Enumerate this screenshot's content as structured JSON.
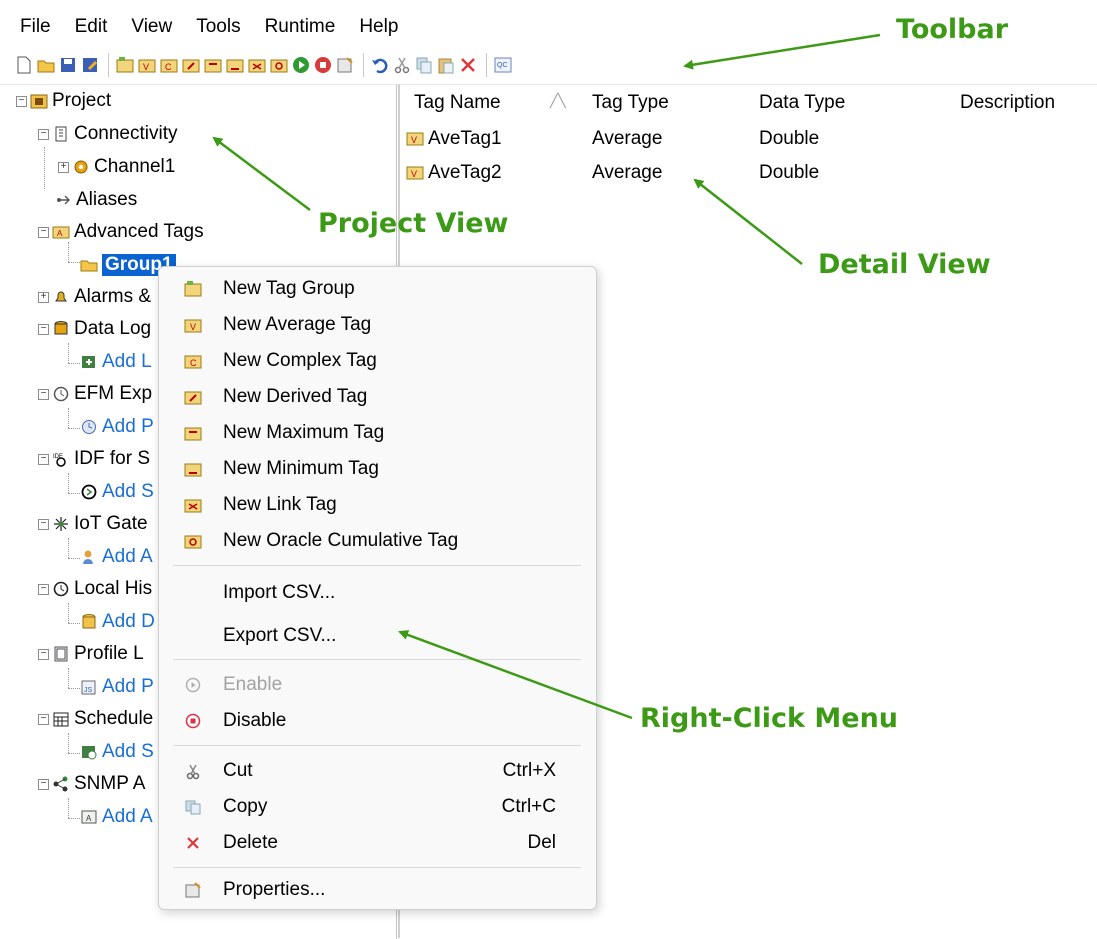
{
  "menubar": {
    "items": [
      "File",
      "Edit",
      "View",
      "Tools",
      "Runtime",
      "Help"
    ]
  },
  "toolbar": {
    "buttons": [
      "new-project",
      "open-project",
      "save",
      "save-as",
      "new-tag-group",
      "new-average-tag",
      "new-complex-tag",
      "new-derived-tag",
      "new-maximum-tag",
      "new-minimum-tag",
      "new-link-tag",
      "new-oracle-cumulative-tag",
      "enable",
      "disable",
      "properties",
      "undo",
      "cut",
      "copy",
      "paste",
      "delete",
      "quick-client"
    ]
  },
  "tree": {
    "project": "Project",
    "connectivity": "Connectivity",
    "channel1": "Channel1",
    "aliases": "Aliases",
    "advanced_tags": "Advanced Tags",
    "group1": "Group1",
    "alarms": "Alarms &",
    "data_logger": "Data Log",
    "data_logger_add": "Add L",
    "efm": "EFM Exp",
    "efm_add": "Add P",
    "idf": "IDF for S",
    "idf_add": "Add S",
    "iot": "IoT Gate",
    "iot_add": "Add A",
    "local_historian": "Local His",
    "local_historian_add": "Add D",
    "profile": "Profile L",
    "profile_add": "Add P",
    "scheduler": "Schedule",
    "scheduler_add": "Add S",
    "snmp": "SNMP A",
    "snmp_add": "Add A"
  },
  "detail": {
    "columns": [
      "Tag Name",
      "Tag Type",
      "Data Type",
      "Description"
    ],
    "rows": [
      {
        "name": "AveTag1",
        "type": "Average",
        "data_type": "Double",
        "description": ""
      },
      {
        "name": "AveTag2",
        "type": "Average",
        "data_type": "Double",
        "description": ""
      }
    ]
  },
  "context_menu": {
    "new_tag_group": "New Tag Group",
    "new_average_tag": "New Average Tag",
    "new_complex_tag": "New Complex Tag",
    "new_derived_tag": "New Derived Tag",
    "new_maximum_tag": "New Maximum Tag",
    "new_minimum_tag": "New Minimum Tag",
    "new_link_tag": "New Link Tag",
    "new_oracle_cumulative_tag": "New Oracle Cumulative Tag",
    "import_csv": "Import CSV...",
    "export_csv": "Export CSV...",
    "enable": "Enable",
    "disable": "Disable",
    "cut": "Cut",
    "cut_shortcut": "Ctrl+X",
    "copy": "Copy",
    "copy_shortcut": "Ctrl+C",
    "delete": "Delete",
    "delete_shortcut": "Del",
    "properties": "Properties..."
  },
  "annotations": {
    "toolbar": "Toolbar",
    "project_view": "Project View",
    "detail_view": "Detail View",
    "right_click_menu": "Right-Click Menu"
  },
  "colors": {
    "annotation_green": "#3c9a16",
    "selection_blue": "#0a63d0",
    "link_blue": "#1a6fd6"
  }
}
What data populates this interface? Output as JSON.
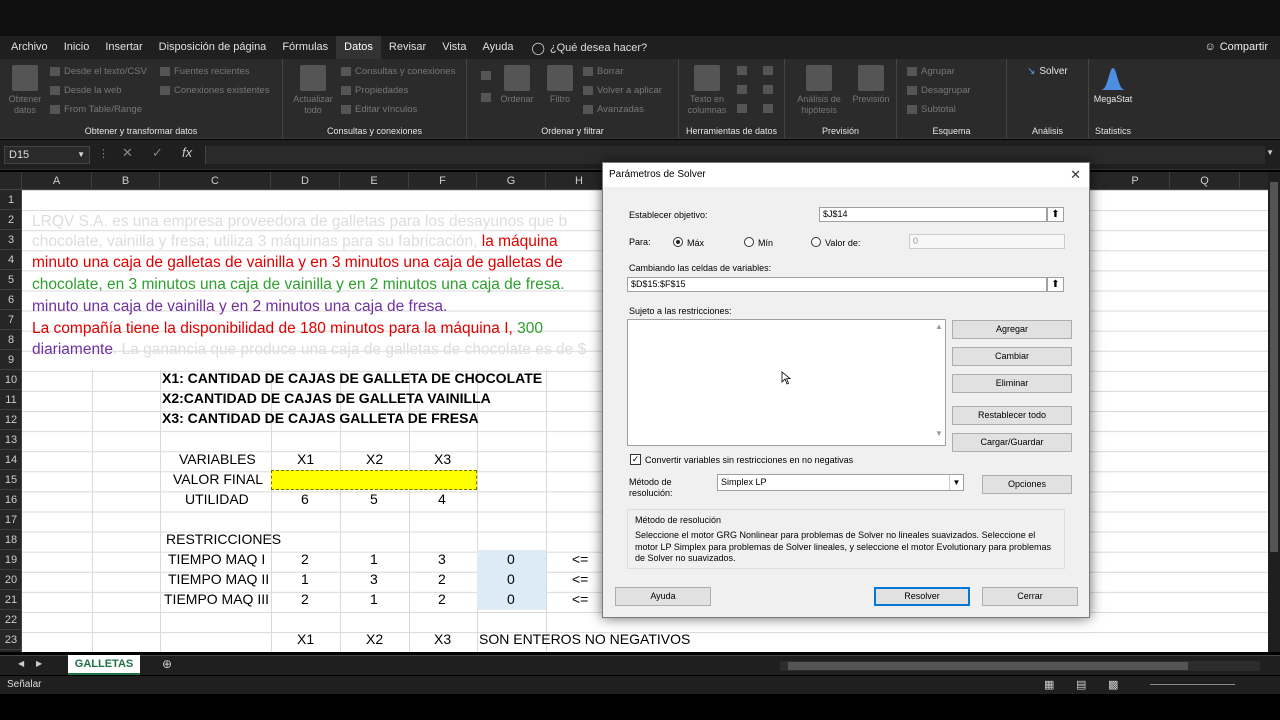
{
  "ribbon_tabs": [
    "Archivo",
    "Inicio",
    "Insertar",
    "Disposición de página",
    "Fórmulas",
    "Datos",
    "Revisar",
    "Vista",
    "Ayuda"
  ],
  "active_tab": "Datos",
  "tell_me": "¿Qué desea hacer?",
  "share": "Compartir",
  "ribbon": {
    "get_transform": {
      "label": "Obtener y transformar datos",
      "big": "Obtener\ndatos",
      "items": [
        "Desde el texto/CSV",
        "Desde la web",
        "From Table/Range",
        "Fuentes recientes",
        "Conexiones existentes"
      ]
    },
    "queries": {
      "label": "Consultas y conexiones",
      "big": "Actualizar\ntodo",
      "items": [
        "Consultas y conexiones",
        "Propiedades",
        "Editar vínculos"
      ]
    },
    "sort_filter": {
      "label": "Ordenar y filtrar",
      "sort": "Ordenar",
      "filter": "Filtro",
      "items": [
        "Borrar",
        "Volver a aplicar",
        "Avanzadas"
      ]
    },
    "data_tools": {
      "label": "Herramientas de datos",
      "big": "Texto en\ncolumnas"
    },
    "forecast": {
      "label": "Previsión",
      "whatif": "Análisis de\nhipótesis",
      "forecast_sheet": "Previsión"
    },
    "outline": {
      "label": "Esquema",
      "items": [
        "Agrupar",
        "Desagrupar",
        "Subtotal"
      ]
    },
    "analysis": {
      "label": "Análisis",
      "solver": "Solver"
    },
    "statistics": {
      "label": "Statistics",
      "megastat": "MegaStat"
    }
  },
  "name_box": "D15",
  "columns": [
    "A",
    "B",
    "C",
    "D",
    "E",
    "F",
    "G",
    "H",
    "P",
    "Q"
  ],
  "rows": [
    "1",
    "2",
    "3",
    "4",
    "5",
    "6",
    "7",
    "8",
    "9",
    "10",
    "11",
    "12",
    "13",
    "14",
    "15",
    "16",
    "17",
    "18",
    "19",
    "20",
    "21",
    "22",
    "23"
  ],
  "sheet": {
    "line2": "LRQV S.A. es una empresa proveedora de galletas para los desayunos que b",
    "line3a": "chocolate, vainilla y fresa; utiliza 3 máquinas para su fabricación, ",
    "line3b": "la máquina",
    "line4": "minuto una caja de galletas de vainilla  y en 3 minutos una caja de galletas de",
    "line5": "chocolate, en 3 minutos una caja de vainilla y en 2 minutos una caja de fresa.",
    "line6": "minuto una caja de vainilla y en 2 minutos una caja de fresa.",
    "line8a": "La compañía tiene la disponibilidad de 180 minutos para la máquina I, ",
    "line8b": "300",
    "line9a": "diariamente",
    "line9b": ". La ganancia que produce una caja de galletas de chocolate es de $",
    "x1def": "X1: CANTIDAD DE CAJAS DE GALLETA DE CHOCOLATE",
    "x2def": "X2:CANTIDAD DE CAJAS DE GALLETA VAINILLA",
    "x3def": "X3: CANTIDAD DE CAJAS GALLETA DE FRESA",
    "variables": "VARIABLES",
    "x1": "X1",
    "x2": "X2",
    "x3": "X3",
    "valor_final": "VALOR FINAL",
    "utilidad": "UTILIDAD",
    "util": [
      "6",
      "5",
      "4"
    ],
    "restricciones": "RESTRICCIONES",
    "constraints": [
      {
        "name": "TIEMPO MAQ I",
        "values": [
          "2",
          "1",
          "3"
        ],
        "lhs": "0",
        "op": "<="
      },
      {
        "name": "TIEMPO MAQ II",
        "values": [
          "1",
          "3",
          "2"
        ],
        "lhs": "0",
        "op": "<="
      },
      {
        "name": "TIEMPO MAQ III",
        "values": [
          "2",
          "1",
          "2"
        ],
        "lhs": "0",
        "op": "<="
      }
    ],
    "enteros": "SON ENTEROS NO NEGATIVOS"
  },
  "sheet_tab": "GALLETAS",
  "status": "Señalar",
  "dialog": {
    "title": "Parámetros de Solver",
    "objective_label": "Establecer objetivo:",
    "objective": "$J$14",
    "para": "Para:",
    "max": "Máx",
    "min": "Mín",
    "valor_de": "Valor de:",
    "valor": "0",
    "changing_label": "Cambiando las celdas de variables:",
    "changing": "$D$15:$F$15",
    "subject_label": "Sujeto a las restricciones:",
    "agregar": "Agregar",
    "cambiar": "Cambiar",
    "eliminar": "Eliminar",
    "restablecer": "Restablecer todo",
    "cargar": "Cargar/Guardar",
    "nonneg": "Convertir variables sin restricciones en no negativas",
    "method_label": "Método de\nresolución:",
    "method": "Simplex LP",
    "opciones": "Opciones",
    "method_title": "Método de resolución",
    "method_desc": "Seleccione el motor GRG Nonlinear para problemas de Solver no lineales suavizados. Seleccione el motor LP Simplex para problemas de Solver lineales, y seleccione el motor Evolutionary para problemas de Solver no suavizados.",
    "ayuda": "Ayuda",
    "resolver": "Resolver",
    "cerrar": "Cerrar"
  }
}
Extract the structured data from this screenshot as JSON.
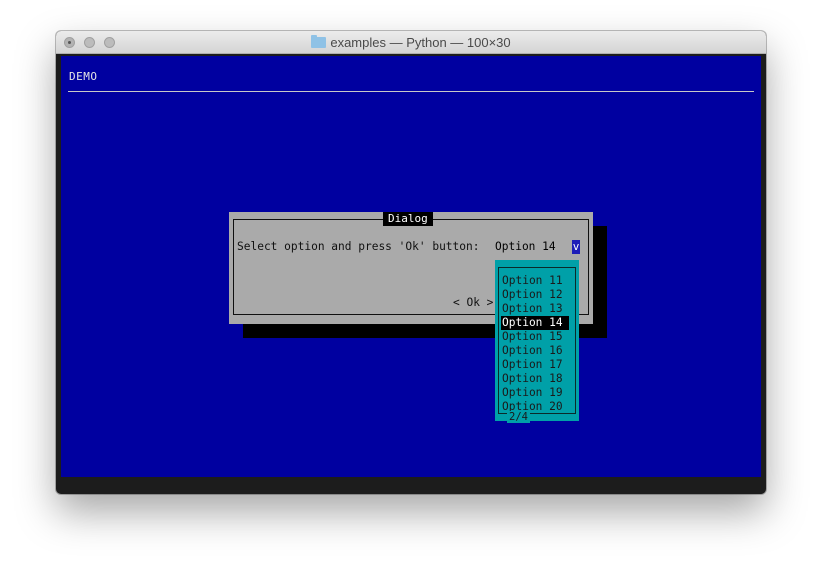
{
  "window": {
    "title": "examples — Python — 100×30"
  },
  "app": {
    "title": "DEMO"
  },
  "dialog": {
    "title": "Dialog",
    "prompt": "Select option and press 'Ok' button:",
    "select": {
      "value": "Option 14",
      "arrow": "v"
    },
    "ok_button": "< Ok >"
  },
  "dropdown": {
    "items": [
      {
        "label": "Option 11",
        "selected": false
      },
      {
        "label": "Option 12",
        "selected": false
      },
      {
        "label": "Option 13",
        "selected": false
      },
      {
        "label": "Option 14",
        "selected": true
      },
      {
        "label": "Option 15",
        "selected": false
      },
      {
        "label": "Option 16",
        "selected": false
      },
      {
        "label": "Option 17",
        "selected": false
      },
      {
        "label": "Option 18",
        "selected": false
      },
      {
        "label": "Option 19",
        "selected": false
      },
      {
        "label": "Option 20",
        "selected": false
      }
    ],
    "page": "2/4"
  },
  "colors": {
    "terminal_bg": "#0000a0",
    "dialog_bg": "#aaaaaa",
    "dropdown_bg": "#00a0a8",
    "selection_bg": "#000000"
  }
}
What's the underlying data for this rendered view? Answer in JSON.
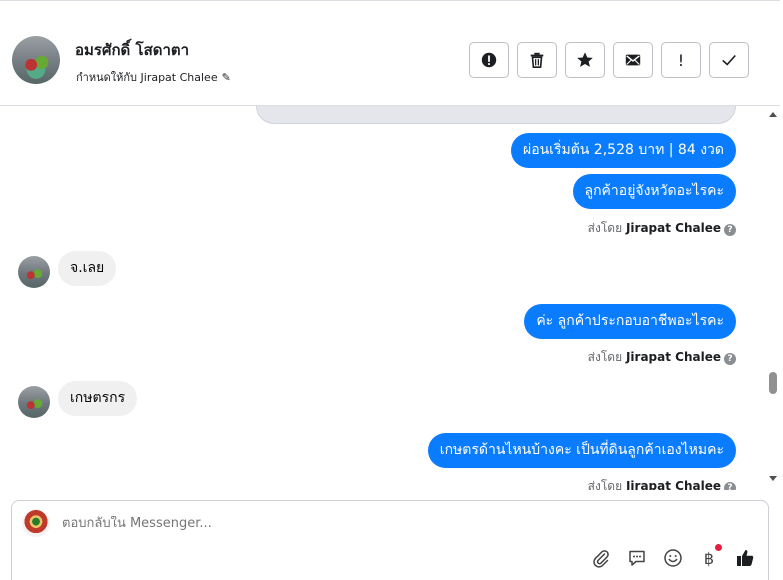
{
  "header": {
    "contact_name": "อมรศักดิ์ โสดาตา",
    "assigned_to_label": "กำหนดให้กับ Jirapat Chalee",
    "actions": [
      {
        "name": "report-icon"
      },
      {
        "name": "trash-icon"
      },
      {
        "name": "star-icon"
      },
      {
        "name": "mail-icon"
      },
      {
        "name": "exclamation-icon"
      },
      {
        "name": "check-icon"
      }
    ],
    "action_glyphs": {
      "exclamation": "!"
    }
  },
  "messages": {
    "m1": "ผ่อนเริ่มต้น 2,528 บาท | 84 งวด",
    "m2": "ลูกค้าอยู่จังหวัดอะไรคะ",
    "m3": "จ.เลย",
    "m4": "ค่ะ ลูกค้าประกอบอาชีพอะไรคะ",
    "m5": "เกษตรกร",
    "m6": "เกษตรด้านไหนบ้างคะ  เป็นที่ดินลูกค้าเองไหมคะ"
  },
  "sent_by": {
    "prefix": "ส่งโดย",
    "agent": "Jirapat Chalee",
    "help_glyph": "?"
  },
  "composer": {
    "placeholder": "ตอบกลับใน Messenger...",
    "icons": [
      "paperclip-icon",
      "chat-icon",
      "emoji-icon",
      "baht-icon",
      "thumbs-up-icon"
    ],
    "baht_glyph": "฿"
  },
  "colors": {
    "accent": "#0a7cff",
    "incoming_bubble": "#f0f0f0",
    "notification_dot": "#e41e3f"
  }
}
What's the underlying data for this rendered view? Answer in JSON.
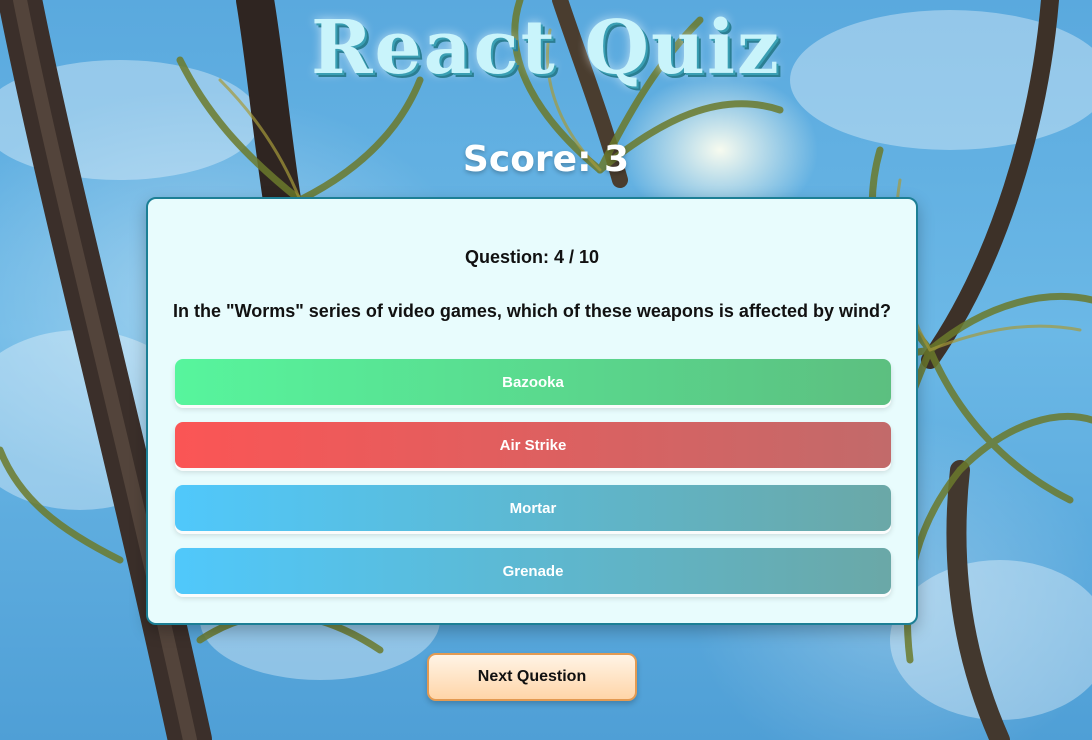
{
  "app": {
    "title": "React Quiz"
  },
  "score": {
    "text": "Score: 3"
  },
  "question": {
    "counter": "Question: 4 / 10",
    "text": "In the \"Worms\" series of video games, which of these weapons is affected by wind?"
  },
  "answers": [
    {
      "label": "Bazooka",
      "state": "correct"
    },
    {
      "label": "Air Strike",
      "state": "wrong"
    },
    {
      "label": "Mortar",
      "state": "neutral"
    },
    {
      "label": "Grenade",
      "state": "neutral"
    }
  ],
  "controls": {
    "next_label": "Next Question"
  },
  "colors": {
    "correct": "#57f59d",
    "wrong": "#fb5555",
    "neutral": "#50c8fb",
    "card_background": "#e8fcfd",
    "card_border": "#1c7f95",
    "title": "#c9f4fb",
    "next_button": "#ffd5a8"
  },
  "background": {
    "icon": "palm-trees-sky-photo"
  }
}
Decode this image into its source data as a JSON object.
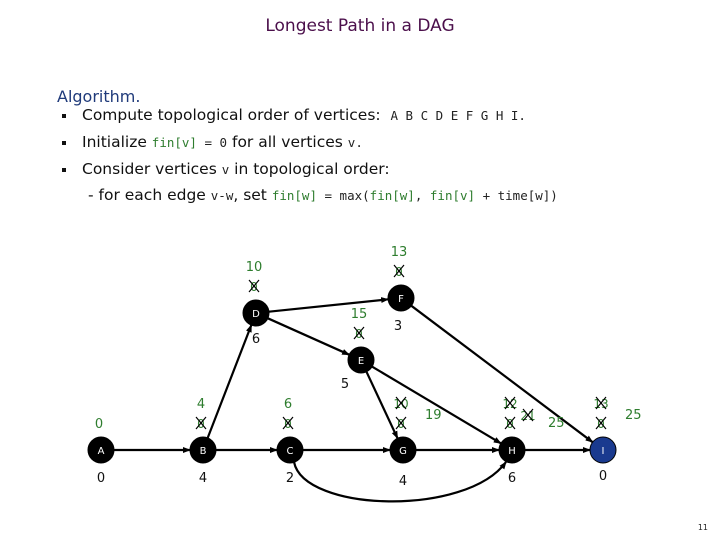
{
  "title": "Longest Path in a DAG",
  "algorithm_label": "Algorithm.",
  "steps": [
    {
      "text_a": "Compute topological order of vertices:",
      "code": "A B C D E F G H I."
    },
    {
      "text_a": "Initialize ",
      "code_green": "fin[v]",
      "code_b": " = 0",
      "text_b": " for all vertices ",
      "code_c": "v."
    },
    {
      "text_a": "Consider vertices ",
      "code": "v",
      "text_b": " in topological order:"
    }
  ],
  "substep": {
    "dash": "-",
    "text_a": "for each edge ",
    "code_a": "v-w",
    "text_b": ", set ",
    "code_green1": "fin[w]",
    "code_b": " = max(",
    "code_green2": "fin[w]",
    "code_c": ", ",
    "code_green3": "fin[v]",
    "code_d": " + time[w])"
  },
  "colors": {
    "node": "#000000",
    "node_highlight": "#1a3a8f",
    "fin_value": "#2e7d2e",
    "edge": "#000000"
  },
  "graph": {
    "nodes": [
      {
        "id": "A",
        "time": "0",
        "crossed": [],
        "fin": "0"
      },
      {
        "id": "B",
        "time": "4",
        "crossed": [
          "0"
        ],
        "fin": "4"
      },
      {
        "id": "C",
        "time": "2",
        "crossed": [
          "0"
        ],
        "fin": "6"
      },
      {
        "id": "D",
        "time": "6",
        "crossed": [
          "0"
        ],
        "fin": "10"
      },
      {
        "id": "E",
        "time": "5",
        "crossed": [
          "0"
        ],
        "fin": "15"
      },
      {
        "id": "F",
        "time": "3",
        "crossed": [
          "0"
        ],
        "fin": "13"
      },
      {
        "id": "G",
        "time": "4",
        "crossed": [
          "0",
          "10"
        ],
        "fin": "19"
      },
      {
        "id": "H",
        "time": "6",
        "crossed": [
          "0",
          "12",
          "21"
        ],
        "fin": "25"
      },
      {
        "id": "I",
        "time": "0",
        "crossed": [
          "0",
          "13"
        ],
        "fin": "25",
        "highlight": true
      }
    ],
    "edges": [
      [
        "A",
        "B"
      ],
      [
        "B",
        "C"
      ],
      [
        "B",
        "D"
      ],
      [
        "C",
        "G"
      ],
      [
        "C",
        "H"
      ],
      [
        "D",
        "F"
      ],
      [
        "D",
        "E"
      ],
      [
        "E",
        "G"
      ],
      [
        "E",
        "H"
      ],
      [
        "F",
        "I"
      ],
      [
        "G",
        "H"
      ],
      [
        "H",
        "I"
      ]
    ]
  },
  "page_number": "11"
}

* * * * *

> Exercise details: Gather from the entries above all lines that include the string "properties".

> Result of the task:
      "properties",
    "properties": "Properties..."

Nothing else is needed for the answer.